- Interactive map of Tây Nha Trang
- Coordinates: 12°16′34″N 109°09′54″E﻿ / ﻿12.27611°N 109.16500°E
- Country: Vietnam
- Province: Khánh Hòa province
- Established: June 16, 2025

Area
- • Total: 10.77 sq mi (27.89 km^{2})

Population (2024)
- • Total: 108,065
- • Density: 10,040/sq mi (3,875/km^{2})
- Time zone: UTC+07:00 (Indochina Time)
- Administrative code: 22390

= Tây Nha Trang =

Tây Nha Trang (Vietnamese: Phường Tây Nha Trang, lit. 'West Nha Trang') is a ward of Khánh Hòa province, Vietnam. It is one of the 65 new wards, communes and special zones of the province following the reorganization in 2025.

==History==
On June 16, 2025, the National Assembly Standing Committee issued Resolution No. 1667/NQ-UBTVQH15 on the arrangement of commune-level administrative units of Khánh Hòa province in 2025 (effective from June 16, 2025). Accordingly, the entire land area and population of Ngọc Hiệp, Phương Sài wards and Vĩnh Ngọc, Vĩnh Thạnh, Vĩnh Hiệp, Vĩnh Trung communes of the former Nha Trang city will be integrated into a new ward named Tây Nha Trang (Clause 51, Article 1).

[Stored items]

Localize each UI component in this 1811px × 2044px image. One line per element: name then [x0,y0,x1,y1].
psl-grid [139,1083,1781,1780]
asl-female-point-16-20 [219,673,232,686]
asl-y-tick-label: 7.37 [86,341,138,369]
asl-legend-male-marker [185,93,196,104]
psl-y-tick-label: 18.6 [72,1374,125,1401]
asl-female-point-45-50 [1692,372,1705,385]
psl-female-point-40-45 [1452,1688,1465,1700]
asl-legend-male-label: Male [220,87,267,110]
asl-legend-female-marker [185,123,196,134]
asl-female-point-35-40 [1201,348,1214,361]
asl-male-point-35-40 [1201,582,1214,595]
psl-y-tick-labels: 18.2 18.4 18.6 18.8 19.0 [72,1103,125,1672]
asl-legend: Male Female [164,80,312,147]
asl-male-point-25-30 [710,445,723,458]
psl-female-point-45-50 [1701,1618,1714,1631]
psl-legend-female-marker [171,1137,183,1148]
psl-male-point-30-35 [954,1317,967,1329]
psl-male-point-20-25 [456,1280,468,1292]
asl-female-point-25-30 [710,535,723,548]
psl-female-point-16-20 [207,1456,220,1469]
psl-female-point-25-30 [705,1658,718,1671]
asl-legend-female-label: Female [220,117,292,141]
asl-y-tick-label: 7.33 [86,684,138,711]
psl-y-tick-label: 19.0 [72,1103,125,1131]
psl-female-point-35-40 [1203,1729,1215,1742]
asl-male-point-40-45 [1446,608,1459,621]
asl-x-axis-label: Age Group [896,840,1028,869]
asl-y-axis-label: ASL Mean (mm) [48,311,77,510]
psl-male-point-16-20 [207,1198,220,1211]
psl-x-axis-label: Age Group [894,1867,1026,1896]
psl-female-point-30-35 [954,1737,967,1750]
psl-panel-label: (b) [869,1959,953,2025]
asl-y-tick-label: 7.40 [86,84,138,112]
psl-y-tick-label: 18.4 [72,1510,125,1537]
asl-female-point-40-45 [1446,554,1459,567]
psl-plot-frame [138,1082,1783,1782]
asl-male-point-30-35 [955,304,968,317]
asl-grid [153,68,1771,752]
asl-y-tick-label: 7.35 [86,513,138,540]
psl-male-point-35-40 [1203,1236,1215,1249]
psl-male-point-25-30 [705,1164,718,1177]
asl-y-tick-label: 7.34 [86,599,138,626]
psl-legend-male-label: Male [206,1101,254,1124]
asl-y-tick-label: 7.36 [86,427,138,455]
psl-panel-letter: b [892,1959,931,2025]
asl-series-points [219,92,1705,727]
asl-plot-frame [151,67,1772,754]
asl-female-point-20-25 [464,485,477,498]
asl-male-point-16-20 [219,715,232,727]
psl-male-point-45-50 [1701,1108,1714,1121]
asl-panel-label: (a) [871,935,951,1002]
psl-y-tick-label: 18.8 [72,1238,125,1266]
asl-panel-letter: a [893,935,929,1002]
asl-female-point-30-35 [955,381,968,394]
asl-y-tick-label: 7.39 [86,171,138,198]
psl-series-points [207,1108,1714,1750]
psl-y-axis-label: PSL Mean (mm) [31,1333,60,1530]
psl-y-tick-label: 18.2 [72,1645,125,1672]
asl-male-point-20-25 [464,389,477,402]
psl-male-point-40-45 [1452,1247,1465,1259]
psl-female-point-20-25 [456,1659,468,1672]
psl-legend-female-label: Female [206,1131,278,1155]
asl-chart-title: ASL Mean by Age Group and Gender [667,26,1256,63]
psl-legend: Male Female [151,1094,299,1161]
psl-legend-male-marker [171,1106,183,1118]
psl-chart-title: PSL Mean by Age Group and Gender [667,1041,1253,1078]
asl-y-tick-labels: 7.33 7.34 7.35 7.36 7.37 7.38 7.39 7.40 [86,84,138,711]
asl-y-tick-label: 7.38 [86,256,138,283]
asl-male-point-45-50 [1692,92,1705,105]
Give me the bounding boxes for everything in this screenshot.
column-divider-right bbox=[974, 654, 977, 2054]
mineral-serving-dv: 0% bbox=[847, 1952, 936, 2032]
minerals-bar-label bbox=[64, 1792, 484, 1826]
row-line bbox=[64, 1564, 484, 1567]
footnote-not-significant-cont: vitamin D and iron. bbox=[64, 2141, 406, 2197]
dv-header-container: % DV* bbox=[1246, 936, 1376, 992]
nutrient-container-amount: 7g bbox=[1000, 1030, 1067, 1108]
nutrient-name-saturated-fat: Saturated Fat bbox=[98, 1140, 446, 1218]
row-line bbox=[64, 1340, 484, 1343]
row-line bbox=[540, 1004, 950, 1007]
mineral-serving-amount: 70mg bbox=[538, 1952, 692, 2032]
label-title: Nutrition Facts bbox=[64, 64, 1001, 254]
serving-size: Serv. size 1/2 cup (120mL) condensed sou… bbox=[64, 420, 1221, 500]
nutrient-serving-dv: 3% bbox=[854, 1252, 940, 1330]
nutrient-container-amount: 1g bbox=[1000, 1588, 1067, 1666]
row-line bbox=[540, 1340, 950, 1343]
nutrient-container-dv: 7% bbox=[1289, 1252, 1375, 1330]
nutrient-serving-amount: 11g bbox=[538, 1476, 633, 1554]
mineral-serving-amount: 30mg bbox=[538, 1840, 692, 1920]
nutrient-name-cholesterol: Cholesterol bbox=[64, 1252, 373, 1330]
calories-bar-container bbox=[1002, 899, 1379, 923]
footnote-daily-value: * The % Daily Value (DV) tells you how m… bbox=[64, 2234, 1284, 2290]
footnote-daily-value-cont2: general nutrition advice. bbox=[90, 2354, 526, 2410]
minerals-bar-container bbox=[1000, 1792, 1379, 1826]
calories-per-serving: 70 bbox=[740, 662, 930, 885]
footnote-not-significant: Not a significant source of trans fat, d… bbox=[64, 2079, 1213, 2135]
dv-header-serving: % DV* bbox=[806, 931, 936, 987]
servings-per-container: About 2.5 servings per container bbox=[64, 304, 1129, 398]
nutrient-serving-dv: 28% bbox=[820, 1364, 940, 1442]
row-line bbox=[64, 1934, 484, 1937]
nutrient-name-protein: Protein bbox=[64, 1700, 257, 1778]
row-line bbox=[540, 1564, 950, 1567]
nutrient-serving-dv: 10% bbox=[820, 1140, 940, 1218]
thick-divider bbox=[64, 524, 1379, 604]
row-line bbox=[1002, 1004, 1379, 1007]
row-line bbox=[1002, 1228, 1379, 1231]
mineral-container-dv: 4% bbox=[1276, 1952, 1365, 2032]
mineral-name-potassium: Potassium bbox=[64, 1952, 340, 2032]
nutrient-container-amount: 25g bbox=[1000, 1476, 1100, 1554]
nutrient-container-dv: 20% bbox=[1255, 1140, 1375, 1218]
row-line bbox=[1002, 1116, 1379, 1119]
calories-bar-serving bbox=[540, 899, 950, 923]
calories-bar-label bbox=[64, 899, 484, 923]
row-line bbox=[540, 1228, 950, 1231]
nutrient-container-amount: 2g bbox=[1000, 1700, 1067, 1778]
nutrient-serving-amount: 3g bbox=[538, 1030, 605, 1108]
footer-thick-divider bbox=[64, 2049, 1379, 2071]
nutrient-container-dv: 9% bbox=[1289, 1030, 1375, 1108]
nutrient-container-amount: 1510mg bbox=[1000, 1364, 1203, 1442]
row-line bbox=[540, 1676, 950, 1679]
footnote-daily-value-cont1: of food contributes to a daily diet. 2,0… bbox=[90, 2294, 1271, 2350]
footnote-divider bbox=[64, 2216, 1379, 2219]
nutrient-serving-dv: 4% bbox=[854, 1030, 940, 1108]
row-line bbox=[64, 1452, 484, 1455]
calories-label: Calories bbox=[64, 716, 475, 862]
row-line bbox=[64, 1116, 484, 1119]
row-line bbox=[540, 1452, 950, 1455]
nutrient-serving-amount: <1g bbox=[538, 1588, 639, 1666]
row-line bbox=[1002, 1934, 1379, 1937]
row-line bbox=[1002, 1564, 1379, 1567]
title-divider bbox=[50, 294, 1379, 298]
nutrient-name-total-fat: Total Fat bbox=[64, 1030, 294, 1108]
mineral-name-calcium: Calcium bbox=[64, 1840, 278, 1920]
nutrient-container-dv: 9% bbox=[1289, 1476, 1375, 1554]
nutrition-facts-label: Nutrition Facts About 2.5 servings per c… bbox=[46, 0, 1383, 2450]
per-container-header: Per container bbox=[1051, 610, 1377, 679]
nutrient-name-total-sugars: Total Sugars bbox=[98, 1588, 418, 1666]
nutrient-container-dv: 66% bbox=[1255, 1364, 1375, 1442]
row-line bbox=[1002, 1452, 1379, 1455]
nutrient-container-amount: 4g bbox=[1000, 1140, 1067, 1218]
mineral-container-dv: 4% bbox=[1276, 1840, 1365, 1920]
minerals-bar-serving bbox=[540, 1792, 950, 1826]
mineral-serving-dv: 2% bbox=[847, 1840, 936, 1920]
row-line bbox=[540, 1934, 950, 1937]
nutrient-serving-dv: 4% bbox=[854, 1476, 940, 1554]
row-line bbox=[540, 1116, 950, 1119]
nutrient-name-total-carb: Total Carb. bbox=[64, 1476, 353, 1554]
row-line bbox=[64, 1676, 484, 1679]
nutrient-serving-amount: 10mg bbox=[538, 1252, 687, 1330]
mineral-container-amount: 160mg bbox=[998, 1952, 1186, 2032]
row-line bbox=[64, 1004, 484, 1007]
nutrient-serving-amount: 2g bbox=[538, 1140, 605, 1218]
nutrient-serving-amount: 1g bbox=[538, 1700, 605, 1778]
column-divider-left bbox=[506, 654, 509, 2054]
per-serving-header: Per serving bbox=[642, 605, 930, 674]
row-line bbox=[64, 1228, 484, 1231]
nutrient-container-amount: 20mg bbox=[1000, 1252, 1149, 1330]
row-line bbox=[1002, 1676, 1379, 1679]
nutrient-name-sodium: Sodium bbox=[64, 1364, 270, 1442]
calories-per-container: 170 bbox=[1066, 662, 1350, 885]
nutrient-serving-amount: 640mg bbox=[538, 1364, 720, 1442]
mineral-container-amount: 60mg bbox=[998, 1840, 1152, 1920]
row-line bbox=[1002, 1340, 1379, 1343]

*Task requirements*: Rewrite the section of the ward profile that begins with the words containing "Population (2024)" and ends with "reorganization in 2025.", renaming "Density" to "Population density". Rely only on the ward profile for what follows.

*Exercise output*:
Population (2024)
- • Total: 108,065
- • Population density: 10,040/sq mi (3,875/km^{2})
- Time zone: UTC+07:00 (Indochina Time)
- Administrative code: 22390

= Tây Nha Trang =

Tây Nha Trang (Vietnamese: Phường Tây Nha Trang, lit. 'West Nha Trang') is a ward of Khánh Hòa province, Vietnam. It is one of the 65 new wards, communes and special zones of the province following the reorganization in 2025.